(Figure content listings)

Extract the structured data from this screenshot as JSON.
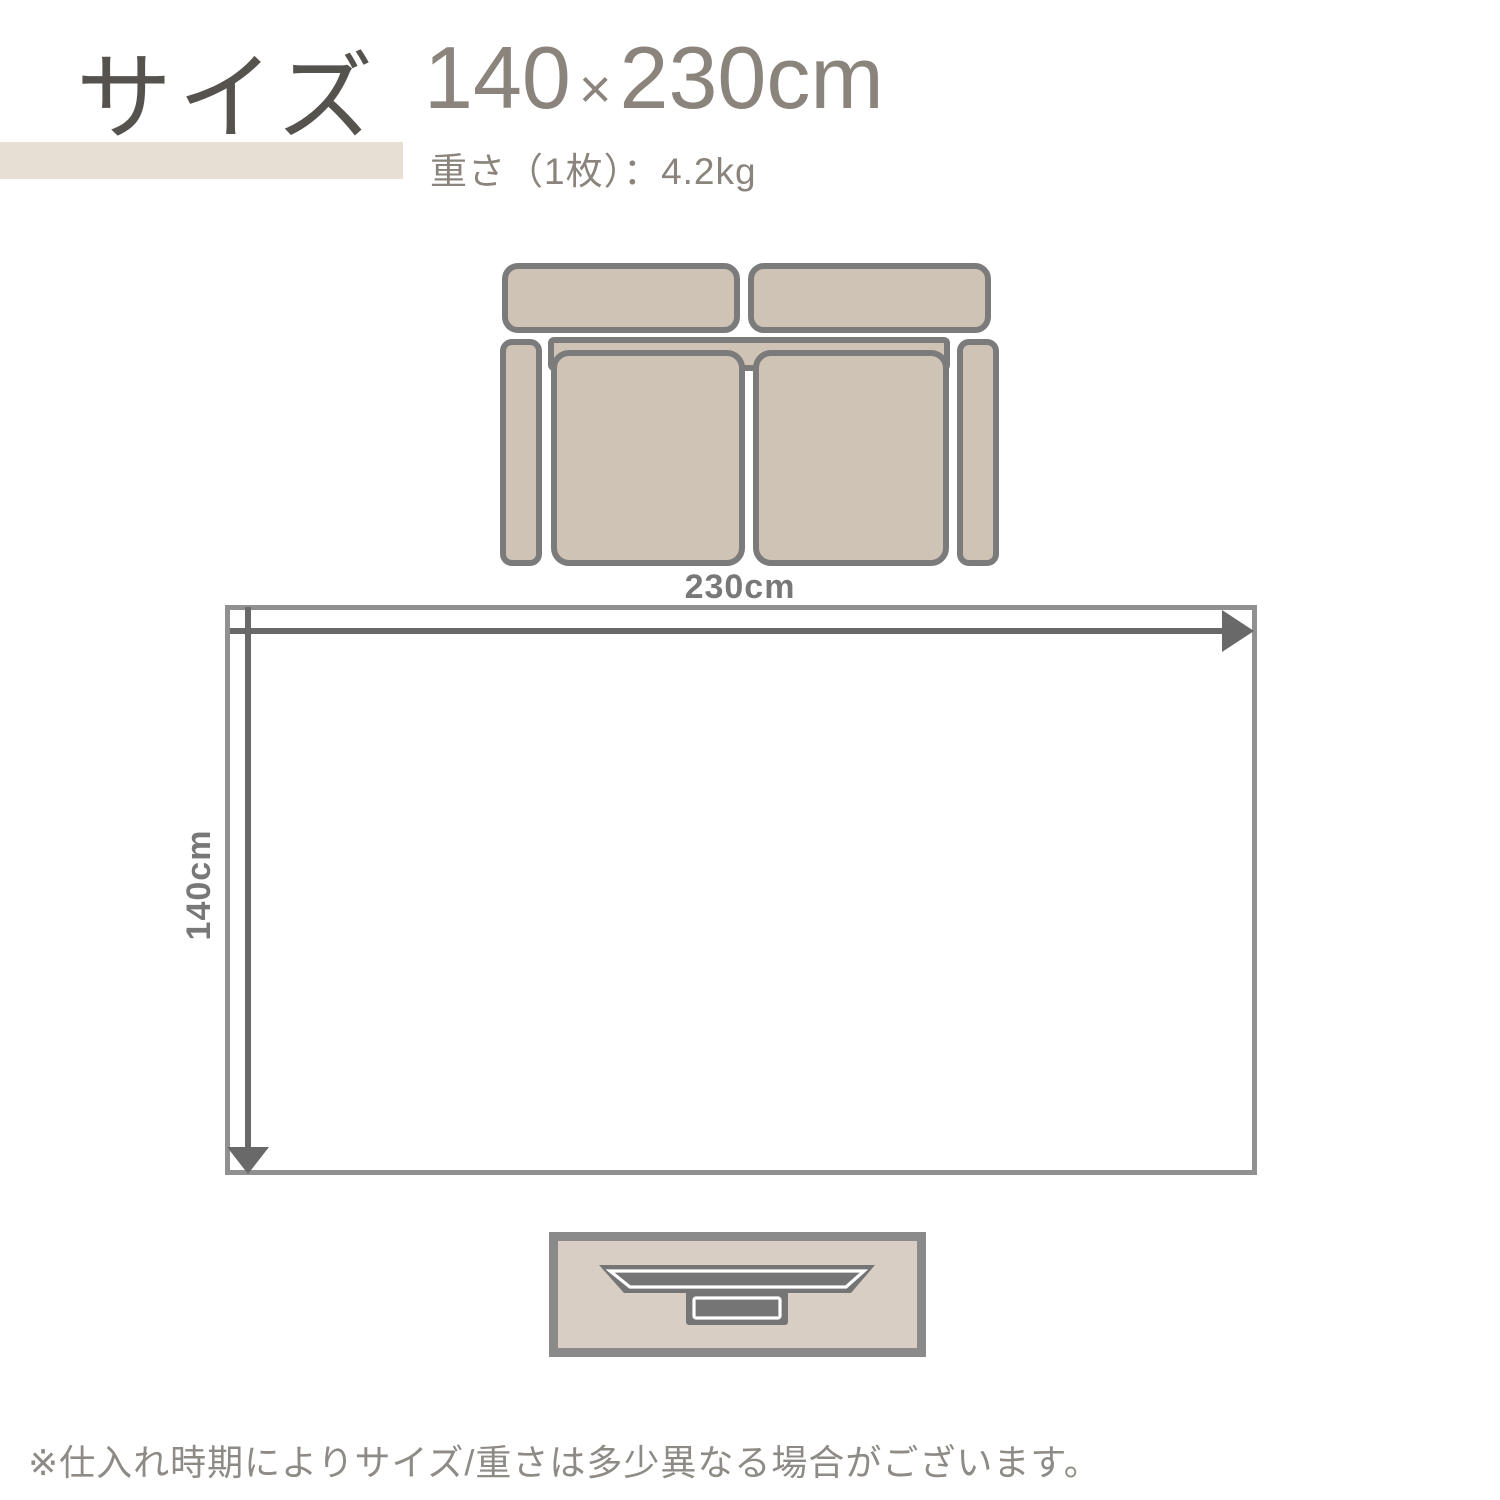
{
  "header": {
    "title": "サイズ",
    "size_width": "140",
    "size_times": "×",
    "size_height": "230cm",
    "weight_text": "重さ（1枚）：4.2kg"
  },
  "diagram": {
    "width_label": "230cm",
    "height_label": "140cm"
  },
  "footnote": {
    "text": "※仕入れ時期によりサイズ/重さは多少異なる場合がございます。"
  },
  "colors": {
    "page-bg": "#ffffff",
    "title-color": "#56524e",
    "header-text": "#8b847c",
    "accent-bar": "#e7dfd4",
    "sofa-fill": "#cfc3b5",
    "sofa-outline": "#7b7b7b",
    "rug-border": "#909090",
    "arrow": "#696969",
    "dim-label": "#787878",
    "board-fill": "#d8cec3",
    "board-outline": "#8a8a8a",
    "tv-dark": "#757575",
    "tv-highlight": "#ffffff",
    "note-color": "#8e8a85"
  }
}
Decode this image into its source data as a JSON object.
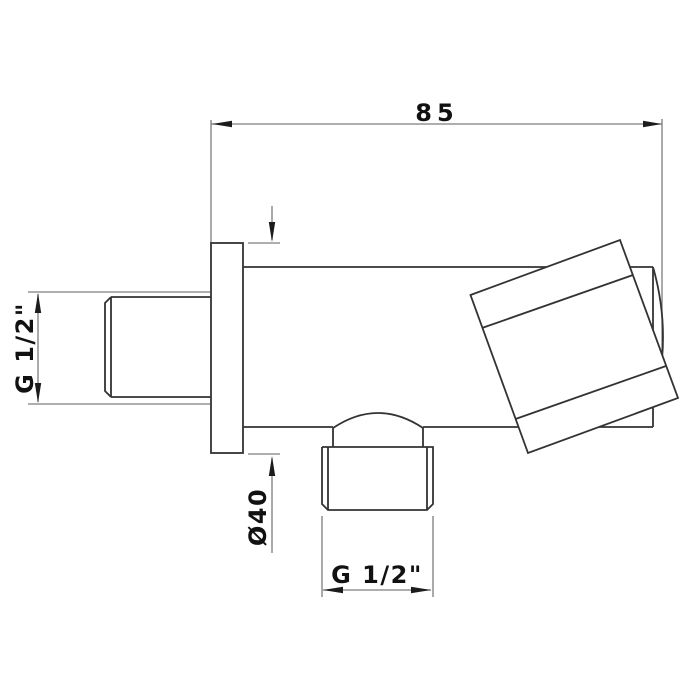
{
  "drawing": {
    "background_color": "#ffffff",
    "object_line_color": "#333333",
    "dimension_line_color": "#7d7d7d",
    "arrow_color": "#1c1c1c",
    "text_color": "#111111",
    "dimensions": {
      "top_width": "85",
      "inlet_thread": "G 1/2\"",
      "flange_diameter": "Ø40",
      "outlet_thread": "G 1/2\""
    }
  }
}
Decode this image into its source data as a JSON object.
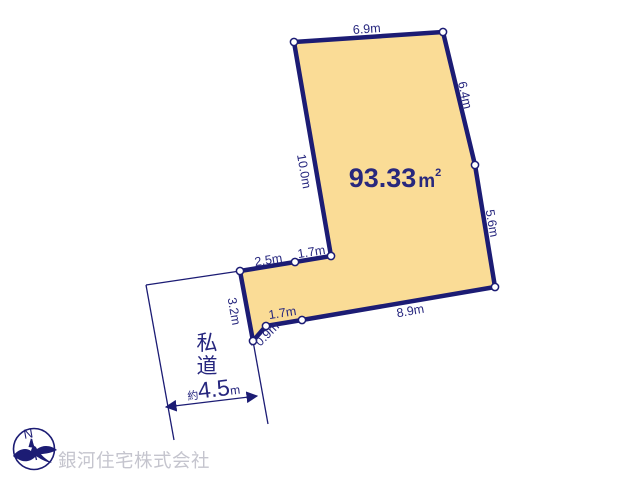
{
  "colors": {
    "navy_line": "#1C1C74",
    "navy_text": "#26267E",
    "plot_fill": "#FADC96",
    "company_gray": "#C5C5CE",
    "background": "#FFFFFF"
  },
  "plot": {
    "area_value": "93.33",
    "area_unit": "m",
    "area_exponent": "2",
    "dimensions": {
      "top": "6.9m",
      "upper_right": "6.4m",
      "lower_right": "5.6m",
      "left": "10.0m",
      "bottom": "8.9m",
      "inner_upper_left": "2.5m",
      "inner_upper_right": "1.7m",
      "inner_lower": "1.7m",
      "diagonal": "0.9m",
      "west_side": "3.2m"
    }
  },
  "road": {
    "label_char_1": "私",
    "label_char_2": "道",
    "width_prefix": "約",
    "width_value": "4.5",
    "width_unit": "m"
  },
  "compass": {
    "north_label": "N"
  },
  "footer": {
    "company_name": "銀河住宅株式会社"
  }
}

SHORT PROBLEM: Only the number is wanted: how many lines in the preceding entries hold the string "sofa"?

SOLUTION: 2